··· Brano mostrato

Erano tutte soluzioni di fortuna, con un pianoforte a coda sotto, a livello del pavimento, e tutta la gente seduta non solo sugli spalti, ma anche dentro, per cui ero sepolto da circa 8.000 persone. Mi ricordo che chiamai uno del servizio d’ordine, un tipo alto e grosso come un armadio e dissi: “Guarda che questo pianoforte ha due o tre note che non funzionano”. Questo era il clima in cui si svolgevano le manifestazioni, dove non si andava troppo per il sottile, dove l’importante era l’ideologia oltre che la musica e così lui rispose: “Ci sono due o tre note che non funzionano? E tu saltale!”. Io da musicista rabbrividii, ma poi pensai che era importante la testimonianza, in quanto la musica la suonavo come volevo e sapevo, non c’era un handycap musicale, ma una predominanza della presenza e della testimonianza. Anche in questo caso ci fu una reazione travolgente. 

Contemporaneamente mi successe un altro fatto. Fui contattato dai rappresentanti del Festival dell’Unità, che mi dissero: “Il jazz al Festival dell’Unità non l’abbiamo praticamente mai fatto, vogliamo provare a Firenze, alle Cascine, è un festival provinciale e vediamo cosa succede”. Era il 1973 e mi invitarono con il mio gruppo. Andai nel pomeriggio, c’era un palco organizzatissimo con i microfoni, un pianoforte a coda e una grande platea; gli organizzatori erano terrorizzati e si chiedevano se sarebbe venuta gente con la vecchia mentalità istituzionale del Festval dell’Unità, dove i divi erano stati per dieci anni Claudio Villa e Sergio Endrigo. Per rincuorali dissi: “Sentite, io facci concerti dal dopoguerra, ho sempre avuto pubblico e non vedo perché non dovrebbe venire questa sera”.

······
··· Voci mostrate

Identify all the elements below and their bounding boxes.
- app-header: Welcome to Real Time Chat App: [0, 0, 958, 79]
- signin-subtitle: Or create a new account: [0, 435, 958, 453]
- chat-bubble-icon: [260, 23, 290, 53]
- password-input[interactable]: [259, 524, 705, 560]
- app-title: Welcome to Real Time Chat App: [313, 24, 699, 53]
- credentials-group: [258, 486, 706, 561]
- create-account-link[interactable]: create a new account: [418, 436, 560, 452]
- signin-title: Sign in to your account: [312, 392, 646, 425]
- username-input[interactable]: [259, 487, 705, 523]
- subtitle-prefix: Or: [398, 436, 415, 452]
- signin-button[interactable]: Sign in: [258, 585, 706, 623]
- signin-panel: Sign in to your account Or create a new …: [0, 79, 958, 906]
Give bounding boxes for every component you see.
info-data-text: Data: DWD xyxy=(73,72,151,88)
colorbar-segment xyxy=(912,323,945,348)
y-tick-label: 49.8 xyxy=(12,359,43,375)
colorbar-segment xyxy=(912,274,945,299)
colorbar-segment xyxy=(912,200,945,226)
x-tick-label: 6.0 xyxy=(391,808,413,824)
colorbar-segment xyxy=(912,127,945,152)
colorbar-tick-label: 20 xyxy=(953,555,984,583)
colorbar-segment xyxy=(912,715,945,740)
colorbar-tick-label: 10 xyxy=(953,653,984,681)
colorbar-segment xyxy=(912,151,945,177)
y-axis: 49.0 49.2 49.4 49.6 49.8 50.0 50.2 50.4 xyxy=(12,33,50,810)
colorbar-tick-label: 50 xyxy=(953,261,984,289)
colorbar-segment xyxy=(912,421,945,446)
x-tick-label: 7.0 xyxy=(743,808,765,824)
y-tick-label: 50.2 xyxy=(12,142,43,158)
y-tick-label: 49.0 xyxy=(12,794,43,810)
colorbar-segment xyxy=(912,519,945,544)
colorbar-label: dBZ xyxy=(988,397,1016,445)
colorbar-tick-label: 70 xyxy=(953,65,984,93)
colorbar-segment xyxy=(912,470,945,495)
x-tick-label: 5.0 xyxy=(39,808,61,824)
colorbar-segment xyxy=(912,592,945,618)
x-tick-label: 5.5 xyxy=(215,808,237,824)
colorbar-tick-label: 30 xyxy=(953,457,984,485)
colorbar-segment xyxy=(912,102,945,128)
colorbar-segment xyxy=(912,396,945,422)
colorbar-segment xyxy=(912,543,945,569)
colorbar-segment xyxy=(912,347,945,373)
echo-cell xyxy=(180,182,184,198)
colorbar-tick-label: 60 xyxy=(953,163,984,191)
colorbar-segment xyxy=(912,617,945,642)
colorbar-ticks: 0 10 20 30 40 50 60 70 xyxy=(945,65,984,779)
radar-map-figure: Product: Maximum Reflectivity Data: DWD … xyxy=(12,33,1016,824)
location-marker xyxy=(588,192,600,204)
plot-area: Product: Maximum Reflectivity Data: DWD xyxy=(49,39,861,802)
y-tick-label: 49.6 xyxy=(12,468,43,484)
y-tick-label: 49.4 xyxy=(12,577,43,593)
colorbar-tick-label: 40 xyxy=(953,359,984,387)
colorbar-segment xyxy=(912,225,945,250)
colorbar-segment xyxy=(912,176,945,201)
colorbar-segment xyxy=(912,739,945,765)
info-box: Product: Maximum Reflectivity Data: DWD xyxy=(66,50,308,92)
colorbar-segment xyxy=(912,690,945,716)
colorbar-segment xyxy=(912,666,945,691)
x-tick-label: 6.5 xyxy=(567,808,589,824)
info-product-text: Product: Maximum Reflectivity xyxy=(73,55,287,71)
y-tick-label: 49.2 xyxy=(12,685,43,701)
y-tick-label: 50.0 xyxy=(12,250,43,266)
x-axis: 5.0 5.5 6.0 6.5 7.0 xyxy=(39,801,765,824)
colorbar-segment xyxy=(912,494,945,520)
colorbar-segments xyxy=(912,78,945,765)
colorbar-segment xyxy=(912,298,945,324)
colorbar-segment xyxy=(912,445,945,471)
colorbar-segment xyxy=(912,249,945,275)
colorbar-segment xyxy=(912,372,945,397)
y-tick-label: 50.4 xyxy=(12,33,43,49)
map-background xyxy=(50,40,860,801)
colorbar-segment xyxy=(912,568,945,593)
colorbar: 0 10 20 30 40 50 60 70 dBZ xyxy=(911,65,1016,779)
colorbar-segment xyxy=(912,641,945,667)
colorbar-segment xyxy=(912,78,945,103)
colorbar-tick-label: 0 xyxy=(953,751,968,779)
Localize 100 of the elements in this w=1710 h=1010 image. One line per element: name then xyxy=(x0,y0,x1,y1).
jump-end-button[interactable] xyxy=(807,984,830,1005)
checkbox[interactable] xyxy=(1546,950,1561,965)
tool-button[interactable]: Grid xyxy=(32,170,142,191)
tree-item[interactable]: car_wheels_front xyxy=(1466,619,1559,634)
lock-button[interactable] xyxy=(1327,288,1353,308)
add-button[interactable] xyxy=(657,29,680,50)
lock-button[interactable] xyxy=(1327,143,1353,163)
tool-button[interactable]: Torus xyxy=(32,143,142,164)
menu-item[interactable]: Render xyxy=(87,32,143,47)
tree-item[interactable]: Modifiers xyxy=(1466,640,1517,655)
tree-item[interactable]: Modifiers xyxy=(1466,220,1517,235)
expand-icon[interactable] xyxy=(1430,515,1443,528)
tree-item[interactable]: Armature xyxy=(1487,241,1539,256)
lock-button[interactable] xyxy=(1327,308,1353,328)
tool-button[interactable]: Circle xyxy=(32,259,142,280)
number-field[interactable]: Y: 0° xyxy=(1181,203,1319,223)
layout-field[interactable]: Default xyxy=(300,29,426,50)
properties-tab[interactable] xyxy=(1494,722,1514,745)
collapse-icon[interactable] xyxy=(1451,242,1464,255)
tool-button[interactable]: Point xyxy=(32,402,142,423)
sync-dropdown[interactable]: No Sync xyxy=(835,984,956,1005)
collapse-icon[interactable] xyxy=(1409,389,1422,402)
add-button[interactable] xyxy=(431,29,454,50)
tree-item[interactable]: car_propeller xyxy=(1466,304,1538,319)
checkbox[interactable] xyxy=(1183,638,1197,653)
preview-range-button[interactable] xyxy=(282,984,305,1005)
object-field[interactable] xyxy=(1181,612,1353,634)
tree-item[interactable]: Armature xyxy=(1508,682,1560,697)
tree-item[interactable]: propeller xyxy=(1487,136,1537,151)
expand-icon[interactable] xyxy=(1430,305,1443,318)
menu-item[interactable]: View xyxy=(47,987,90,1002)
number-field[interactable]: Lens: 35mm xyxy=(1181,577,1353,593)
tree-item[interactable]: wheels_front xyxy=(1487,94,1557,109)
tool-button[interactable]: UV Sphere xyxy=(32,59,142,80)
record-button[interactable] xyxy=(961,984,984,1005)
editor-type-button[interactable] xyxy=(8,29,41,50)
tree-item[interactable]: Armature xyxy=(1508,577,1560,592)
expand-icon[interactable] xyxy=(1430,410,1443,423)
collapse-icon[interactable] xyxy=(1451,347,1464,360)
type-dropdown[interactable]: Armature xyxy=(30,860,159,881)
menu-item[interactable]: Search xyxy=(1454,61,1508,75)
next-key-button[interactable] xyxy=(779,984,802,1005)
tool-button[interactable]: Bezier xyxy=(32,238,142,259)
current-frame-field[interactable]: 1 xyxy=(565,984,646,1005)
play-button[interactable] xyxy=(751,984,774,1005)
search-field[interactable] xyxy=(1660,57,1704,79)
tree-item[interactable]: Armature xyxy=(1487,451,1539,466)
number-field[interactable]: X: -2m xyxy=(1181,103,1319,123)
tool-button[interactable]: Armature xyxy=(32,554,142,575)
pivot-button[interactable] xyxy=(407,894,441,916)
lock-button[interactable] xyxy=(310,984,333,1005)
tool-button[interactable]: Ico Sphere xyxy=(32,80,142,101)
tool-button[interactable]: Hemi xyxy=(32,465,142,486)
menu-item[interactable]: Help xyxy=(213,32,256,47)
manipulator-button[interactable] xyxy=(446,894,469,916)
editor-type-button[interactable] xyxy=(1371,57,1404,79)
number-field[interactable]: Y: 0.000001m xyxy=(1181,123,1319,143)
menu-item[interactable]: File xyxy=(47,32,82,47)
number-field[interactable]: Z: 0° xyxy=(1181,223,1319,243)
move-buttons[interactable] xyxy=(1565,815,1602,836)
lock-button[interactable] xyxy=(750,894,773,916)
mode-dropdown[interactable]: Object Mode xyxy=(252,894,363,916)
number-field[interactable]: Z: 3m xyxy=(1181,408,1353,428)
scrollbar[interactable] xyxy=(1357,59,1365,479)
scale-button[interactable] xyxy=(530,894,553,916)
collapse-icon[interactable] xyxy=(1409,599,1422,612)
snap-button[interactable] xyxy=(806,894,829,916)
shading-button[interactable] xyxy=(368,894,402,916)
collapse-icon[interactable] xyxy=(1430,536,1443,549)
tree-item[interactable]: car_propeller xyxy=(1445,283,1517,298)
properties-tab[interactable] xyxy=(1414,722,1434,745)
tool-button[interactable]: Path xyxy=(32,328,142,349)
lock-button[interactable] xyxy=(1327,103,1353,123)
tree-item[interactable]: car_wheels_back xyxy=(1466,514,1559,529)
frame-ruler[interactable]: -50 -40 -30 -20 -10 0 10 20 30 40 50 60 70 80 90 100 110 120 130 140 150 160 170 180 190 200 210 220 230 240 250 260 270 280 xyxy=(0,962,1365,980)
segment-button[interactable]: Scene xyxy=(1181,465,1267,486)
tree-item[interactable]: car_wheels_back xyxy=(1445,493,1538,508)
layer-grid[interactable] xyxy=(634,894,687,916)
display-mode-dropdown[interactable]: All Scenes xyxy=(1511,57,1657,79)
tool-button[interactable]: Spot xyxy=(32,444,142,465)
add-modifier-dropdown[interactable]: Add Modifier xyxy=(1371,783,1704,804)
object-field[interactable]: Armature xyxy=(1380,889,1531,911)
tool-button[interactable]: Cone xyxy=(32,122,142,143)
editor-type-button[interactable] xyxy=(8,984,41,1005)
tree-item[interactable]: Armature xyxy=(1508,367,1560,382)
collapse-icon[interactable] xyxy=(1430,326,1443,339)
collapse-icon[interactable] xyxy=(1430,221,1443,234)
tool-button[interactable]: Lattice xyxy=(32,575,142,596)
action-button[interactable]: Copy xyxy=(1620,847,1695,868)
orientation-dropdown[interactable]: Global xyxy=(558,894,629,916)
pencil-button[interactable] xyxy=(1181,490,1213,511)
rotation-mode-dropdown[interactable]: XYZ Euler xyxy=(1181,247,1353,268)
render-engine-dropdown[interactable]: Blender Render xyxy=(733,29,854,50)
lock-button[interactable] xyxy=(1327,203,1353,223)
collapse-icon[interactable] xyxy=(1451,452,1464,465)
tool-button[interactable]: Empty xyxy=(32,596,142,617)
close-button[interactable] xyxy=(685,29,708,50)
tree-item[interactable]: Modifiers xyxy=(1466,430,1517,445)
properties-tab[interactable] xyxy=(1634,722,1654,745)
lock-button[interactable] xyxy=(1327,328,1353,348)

······

▸ Il tuo compito:
Trascrivi fedelmente la parte del brano sui concerti jazz che va da “Erano tutte soluzioni” a “una reazione travolgente.”.

▸ Risposta:
Erano tutte soluzioni di fortuna, con un pianoforte a coda sotto, a livello del pavimento, e tutta la gente seduta non solo sugli spalti, ma anche dentro, per cui ero sepolto da circa 8.000 persone. Mi ricordo che chiamai uno del servizio d’ordine, un tipo alto e grosso come un armadio e dissi: “Guarda che questo pianoforte ha due o tre note che non funzionano”. Questo era il clima in cui si svolgevano le manifestazioni, dove non si andava troppo per il sottile, dove l’importante era l’ideologia oltre che la musica e così lui rispose: “Ci sono due o tre note che non funzionano? E tu saltale!”. Io da musicista rabbrividii, ma poi pensai che era importante la testimonianza, in quanto la musica la suonavo come volevo e sapevo, non c’era un handycap musicale, ma una predominanza della presenza e della testimonianza. Anche in questo caso ci fu una reazione travolgente.